Instructions to follow: Quote every line as given.

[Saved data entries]
========

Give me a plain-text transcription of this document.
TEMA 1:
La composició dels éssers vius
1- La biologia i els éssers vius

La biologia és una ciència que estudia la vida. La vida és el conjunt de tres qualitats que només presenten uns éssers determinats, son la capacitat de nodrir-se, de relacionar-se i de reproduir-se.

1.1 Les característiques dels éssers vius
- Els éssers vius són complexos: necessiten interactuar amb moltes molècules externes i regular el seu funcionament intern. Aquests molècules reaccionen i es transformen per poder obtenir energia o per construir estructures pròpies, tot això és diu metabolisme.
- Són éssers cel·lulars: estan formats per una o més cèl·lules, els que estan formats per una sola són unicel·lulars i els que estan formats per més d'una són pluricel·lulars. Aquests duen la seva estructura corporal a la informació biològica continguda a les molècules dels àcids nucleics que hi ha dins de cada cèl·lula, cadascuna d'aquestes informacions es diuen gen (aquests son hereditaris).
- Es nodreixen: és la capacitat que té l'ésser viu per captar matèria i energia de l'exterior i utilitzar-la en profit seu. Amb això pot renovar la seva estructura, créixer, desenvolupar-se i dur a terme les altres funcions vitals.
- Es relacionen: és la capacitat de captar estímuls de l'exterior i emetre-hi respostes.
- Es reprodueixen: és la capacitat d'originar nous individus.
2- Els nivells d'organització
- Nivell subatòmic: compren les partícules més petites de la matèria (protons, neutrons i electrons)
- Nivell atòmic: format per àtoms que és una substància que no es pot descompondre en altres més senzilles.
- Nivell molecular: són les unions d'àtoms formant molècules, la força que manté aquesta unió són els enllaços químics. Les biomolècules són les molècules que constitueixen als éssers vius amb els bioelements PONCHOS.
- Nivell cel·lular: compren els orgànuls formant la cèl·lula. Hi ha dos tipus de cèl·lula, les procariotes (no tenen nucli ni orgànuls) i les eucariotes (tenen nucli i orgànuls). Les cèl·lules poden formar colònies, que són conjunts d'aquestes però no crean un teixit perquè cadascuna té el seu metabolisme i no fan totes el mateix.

========

Exercise response:
Give me a plain-text transcription of this document.
TEMA 1:
La composició dels éssers vius
1- La biologia i els éssers vius

La biologia és una ciència que estudia la vida. La vida és el conjunt de tres qualitats que només presenten uns éssers determinats, son la capacitat de nodrir-se, de relacionar-se i de reproduir-se.

1.1 Les característiques dels éssers vius
- Els éssers vius són complexos: necessiten interactuar amb moltes molècules externes i regular el seu funcionament intern. Aquests molècules reaccionen i es transformen per poder obtenir energia o per construir estructures pròpies, tot això és diu metabolisme.
- Són éssers cel·lulars: estan formats per una o més cèl·lules, els que estan formats per una sola són unicel·lulars i els que estan formats per més d'una són pluricel·lulars. Aquests duen la seva estructura corporal a la informació biològica continguda a les molècules dels àcids nucleics que hi ha dins de cada cèl·lula, cadascuna d'aquestes informacions es diuen gen (aquests son hereditaris).
- Es nodreixen: és la capacitat que té l'ésser viu per captar matèria i energia de l'exterior i utilitzar-la en profit seu. Amb això pot renovar la seva estructura, créixer, desenvolupar-se i dur a terme les altres funcions vitals.
- Es relacionen: és la capacitat de captar estímuls de l'exterior i emetre-hi respostes.
- Es reprodueixen: és la capacitat d'originar nous individus.
2- Els nivells d'organització
- Nivell subatòmic: compren les partícules més petites de la matèria (protons, neutrons i electrons)
- Nivell atòmic: format per àtoms que és una substància que no es pot descompondre en altres més senzilles.
- Nivell molecular: són les unions d'àtoms formant molècules, la força que manté aquesta unió són els enllaços químics. Les biomolècules són les molècules que constitueixen als éssers vius amb els bioelements PONCHOS.
- Nivell cel·lular: compren els orgànuls formant la cèl·lula. Hi ha dos tipus de cèl·lula, les procariotes (no tenen nucli ni orgànuls) i les eucariotes (tenen nucli i orgànuls). Les cèl·lules poden formar colònies, que són conjunts d'aquestes però no crean un teixit perquè cadascuna té el seu metabolisme i no fan totes el mateix.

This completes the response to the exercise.